-- start of STORED ROWS --

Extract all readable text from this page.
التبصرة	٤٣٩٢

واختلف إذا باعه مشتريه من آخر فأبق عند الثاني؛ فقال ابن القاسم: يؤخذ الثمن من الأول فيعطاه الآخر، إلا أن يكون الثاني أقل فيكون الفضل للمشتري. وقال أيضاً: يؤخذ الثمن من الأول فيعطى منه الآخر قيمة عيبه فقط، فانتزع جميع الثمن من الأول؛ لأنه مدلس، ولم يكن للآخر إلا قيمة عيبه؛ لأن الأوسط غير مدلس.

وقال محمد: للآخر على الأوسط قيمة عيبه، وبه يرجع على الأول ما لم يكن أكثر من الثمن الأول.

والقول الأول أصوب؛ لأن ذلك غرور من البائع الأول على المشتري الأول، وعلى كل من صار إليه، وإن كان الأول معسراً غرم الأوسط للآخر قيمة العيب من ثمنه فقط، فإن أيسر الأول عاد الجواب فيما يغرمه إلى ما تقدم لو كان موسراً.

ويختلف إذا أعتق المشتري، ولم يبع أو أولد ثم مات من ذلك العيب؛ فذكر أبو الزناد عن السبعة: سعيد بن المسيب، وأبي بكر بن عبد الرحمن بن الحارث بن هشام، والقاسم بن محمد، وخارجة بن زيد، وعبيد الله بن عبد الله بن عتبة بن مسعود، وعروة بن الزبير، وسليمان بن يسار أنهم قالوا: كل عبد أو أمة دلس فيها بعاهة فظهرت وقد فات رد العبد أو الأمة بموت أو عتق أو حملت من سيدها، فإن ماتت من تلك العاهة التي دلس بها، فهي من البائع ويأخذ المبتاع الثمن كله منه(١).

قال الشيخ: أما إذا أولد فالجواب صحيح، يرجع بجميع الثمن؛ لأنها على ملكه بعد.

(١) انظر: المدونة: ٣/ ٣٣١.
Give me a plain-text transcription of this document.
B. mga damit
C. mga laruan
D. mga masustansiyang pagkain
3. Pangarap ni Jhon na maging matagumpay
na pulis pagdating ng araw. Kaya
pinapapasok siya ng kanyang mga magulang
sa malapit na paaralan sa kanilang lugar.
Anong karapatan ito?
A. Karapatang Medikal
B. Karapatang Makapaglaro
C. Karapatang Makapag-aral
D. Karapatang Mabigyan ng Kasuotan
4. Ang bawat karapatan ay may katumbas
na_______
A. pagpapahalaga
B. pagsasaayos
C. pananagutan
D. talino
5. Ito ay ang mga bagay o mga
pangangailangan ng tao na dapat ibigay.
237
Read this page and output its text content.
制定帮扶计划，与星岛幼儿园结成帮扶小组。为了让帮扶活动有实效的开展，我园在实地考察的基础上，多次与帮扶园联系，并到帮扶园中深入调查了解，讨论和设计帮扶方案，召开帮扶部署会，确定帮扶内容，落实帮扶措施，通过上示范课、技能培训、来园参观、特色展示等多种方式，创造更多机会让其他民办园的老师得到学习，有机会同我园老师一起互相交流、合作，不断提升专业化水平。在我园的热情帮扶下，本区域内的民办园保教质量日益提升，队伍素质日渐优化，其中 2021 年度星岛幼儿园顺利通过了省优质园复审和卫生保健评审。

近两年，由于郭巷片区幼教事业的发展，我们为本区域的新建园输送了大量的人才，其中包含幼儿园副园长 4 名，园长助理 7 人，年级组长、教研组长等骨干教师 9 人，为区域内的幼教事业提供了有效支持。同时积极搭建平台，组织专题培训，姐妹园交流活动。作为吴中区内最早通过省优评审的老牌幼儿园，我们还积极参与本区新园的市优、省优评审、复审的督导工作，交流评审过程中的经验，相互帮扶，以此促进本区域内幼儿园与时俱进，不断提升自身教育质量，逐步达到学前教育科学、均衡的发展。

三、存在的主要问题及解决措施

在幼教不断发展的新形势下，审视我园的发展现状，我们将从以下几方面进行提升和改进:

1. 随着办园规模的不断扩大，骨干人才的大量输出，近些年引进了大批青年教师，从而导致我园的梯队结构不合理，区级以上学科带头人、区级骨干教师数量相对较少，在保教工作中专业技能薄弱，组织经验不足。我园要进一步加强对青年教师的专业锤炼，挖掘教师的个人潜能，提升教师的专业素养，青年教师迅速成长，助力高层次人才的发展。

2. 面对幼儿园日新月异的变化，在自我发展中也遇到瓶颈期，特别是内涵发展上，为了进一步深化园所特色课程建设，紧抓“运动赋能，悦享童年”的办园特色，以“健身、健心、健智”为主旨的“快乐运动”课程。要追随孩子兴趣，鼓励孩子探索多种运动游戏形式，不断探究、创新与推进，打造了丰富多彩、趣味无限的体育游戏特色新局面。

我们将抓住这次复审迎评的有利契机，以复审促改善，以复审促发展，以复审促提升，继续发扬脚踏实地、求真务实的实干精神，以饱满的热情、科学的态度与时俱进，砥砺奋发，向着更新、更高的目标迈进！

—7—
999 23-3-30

-- end of STORED ROWS --

__AIM OF THE TASK__:
Gather all lines with the string "وقال" from the data.

__WRITTEN ANSWER__:
واختلف إذا باعه مشتريه من آخر فأبق عند الثاني؛ فقال ابن القاسم: يؤخذ الثمن من الأول فيعطاه الآخر، إلا أن يكون الثاني أقل فيكون الفضل للمشتري. وقال أيضاً: يؤخذ الثمن من الأول فيعطى منه الآخر قيمة عيبه فقط، فانتزع جميع الثمن من الأول؛ لأنه مدلس، ولم يكن للآخر إلا قيمة عيبه؛ لأن الأوسط غير مدلس.
وقال محمد: للآخر على الأوسط قيمة عيبه، وبه يرجع على الأول ما لم يكن أكثر من الثمن الأول.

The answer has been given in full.